Dataset entries
──────

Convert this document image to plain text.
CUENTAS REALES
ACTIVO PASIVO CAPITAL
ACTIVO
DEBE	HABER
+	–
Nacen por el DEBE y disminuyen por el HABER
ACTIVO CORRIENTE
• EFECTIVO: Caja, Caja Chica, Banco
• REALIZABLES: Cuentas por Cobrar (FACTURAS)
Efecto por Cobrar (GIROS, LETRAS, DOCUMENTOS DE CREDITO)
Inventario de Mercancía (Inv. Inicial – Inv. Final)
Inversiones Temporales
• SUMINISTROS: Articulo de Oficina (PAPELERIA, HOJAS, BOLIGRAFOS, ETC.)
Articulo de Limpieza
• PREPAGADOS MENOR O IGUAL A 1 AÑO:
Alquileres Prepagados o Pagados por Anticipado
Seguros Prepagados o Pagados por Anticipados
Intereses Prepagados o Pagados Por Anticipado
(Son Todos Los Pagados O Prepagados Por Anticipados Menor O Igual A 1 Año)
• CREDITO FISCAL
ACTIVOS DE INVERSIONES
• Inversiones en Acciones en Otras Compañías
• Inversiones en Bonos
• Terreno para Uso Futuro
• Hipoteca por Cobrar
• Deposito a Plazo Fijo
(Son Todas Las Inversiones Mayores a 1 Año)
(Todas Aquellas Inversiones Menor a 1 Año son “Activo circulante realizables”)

──────

▶ What you need to do
Looking at the data above, how many lines hold the word "Cobrar"? Respond with the number alone.

▶ The reply
3